— Start of DATASET —

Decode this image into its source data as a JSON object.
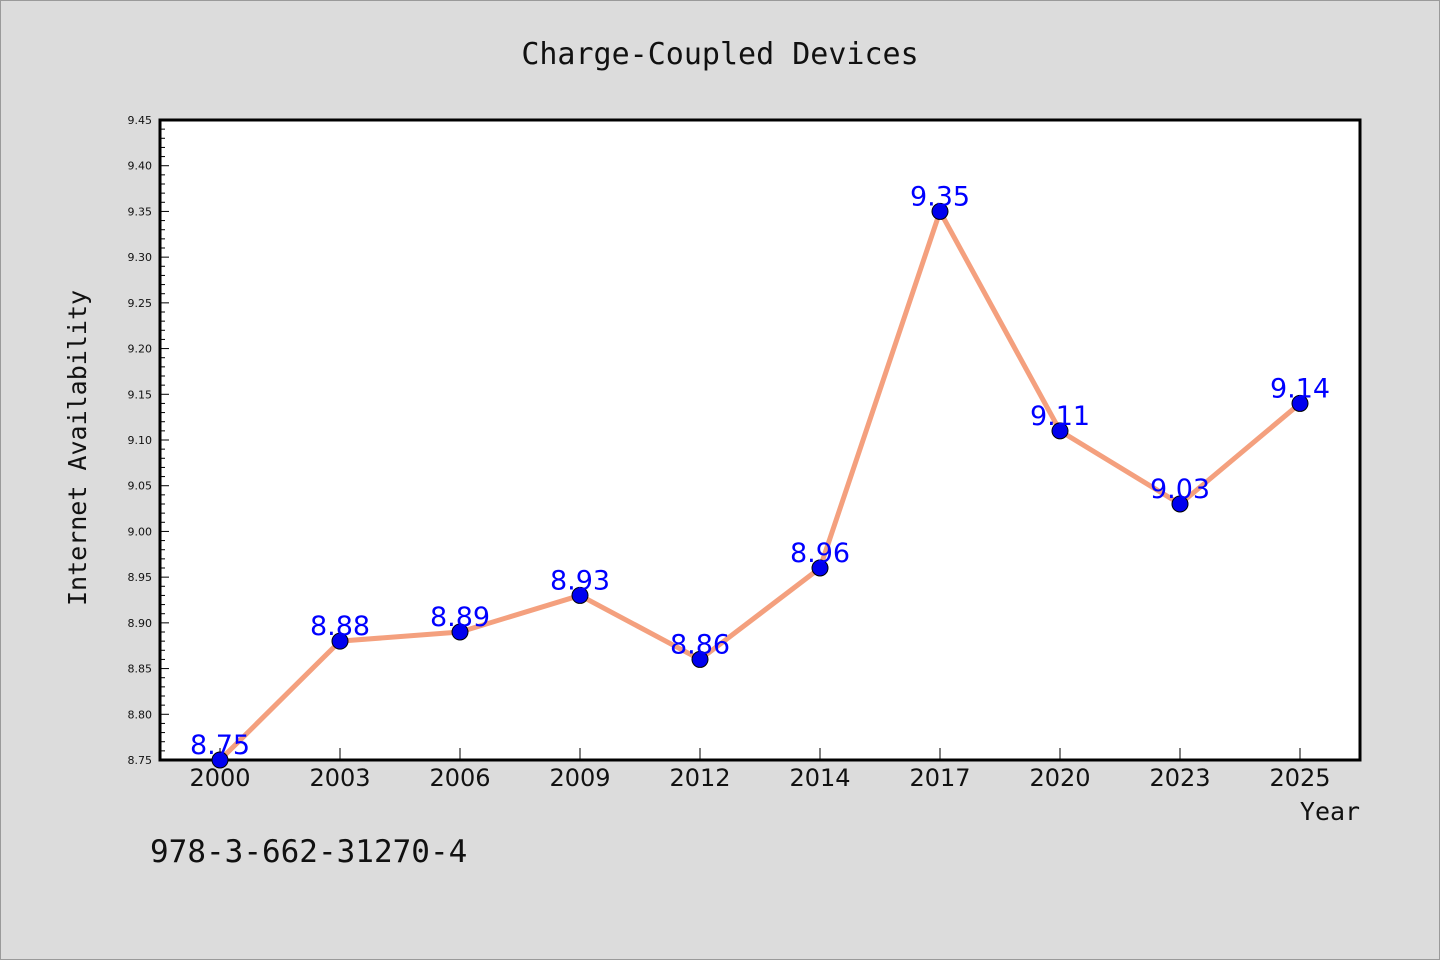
{
  "chart_data": {
    "type": "line",
    "title": "Charge-Coupled Devices",
    "xlabel": "Year",
    "ylabel": "Internet Availability",
    "categories": [
      "2000",
      "2003",
      "2006",
      "2009",
      "2012",
      "2014",
      "2017",
      "2020",
      "2023",
      "2025"
    ],
    "series": [
      {
        "values": [
          8.75,
          8.88,
          8.89,
          8.93,
          8.86,
          8.96,
          9.35,
          9.11,
          9.03,
          9.14
        ],
        "data_labels": [
          "8.75",
          "8.88",
          "8.89",
          "8.93",
          "8.86",
          "8.96",
          "9.35",
          "9.11",
          "9.03",
          "9.14"
        ],
        "line_color": "#f4a07e",
        "marker_color": "#0000ee",
        "label_color": "#0000ff"
      }
    ],
    "ylim": [
      8.75,
      9.45
    ],
    "yticks": [
      "8.75",
      "8.80",
      "8.85",
      "8.90",
      "8.95",
      "9.00",
      "9.05",
      "9.10",
      "9.15",
      "9.20",
      "9.25",
      "9.30",
      "9.35",
      "9.40",
      "9.45"
    ],
    "grid": false,
    "legend": "none"
  },
  "annotation": "978-3-662-31270-4"
}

— End of DATASET —

THE REQUEST — Write out every line above exactly as it is, leaving out the pictures.

TASK OUTPUT —
Decode this image into its source data as a JSON object.
{
  "chart_data": {
    "type": "line",
    "title": "Charge-Coupled Devices",
    "xlabel": "Year",
    "ylabel": "Internet Availability",
    "categories": [
      "2000",
      "2003",
      "2006",
      "2009",
      "2012",
      "2014",
      "2017",
      "2020",
      "2023",
      "2025"
    ],
    "series": [
      {
        "values": [
          8.75,
          8.88,
          8.89,
          8.93,
          8.86,
          8.96,
          9.35,
          9.11,
          9.03,
          9.14
        ],
        "data_labels": [
          "8.75",
          "8.88",
          "8.89",
          "8.93",
          "8.86",
          "8.96",
          "9.35",
          "9.11",
          "9.03",
          "9.14"
        ],
        "line_color": "#f4a07e",
        "marker_color": "#0000ee",
        "label_color": "#0000ff"
      }
    ],
    "ylim": [
      8.75,
      9.45
    ],
    "yticks": [
      "8.75",
      "8.80",
      "8.85",
      "8.90",
      "8.95",
      "9.00",
      "9.05",
      "9.10",
      "9.15",
      "9.20",
      "9.25",
      "9.30",
      "9.35",
      "9.40",
      "9.45"
    ],
    "grid": false,
    "legend": "none"
  },
  "annotation": "978-3-662-31270-4"
}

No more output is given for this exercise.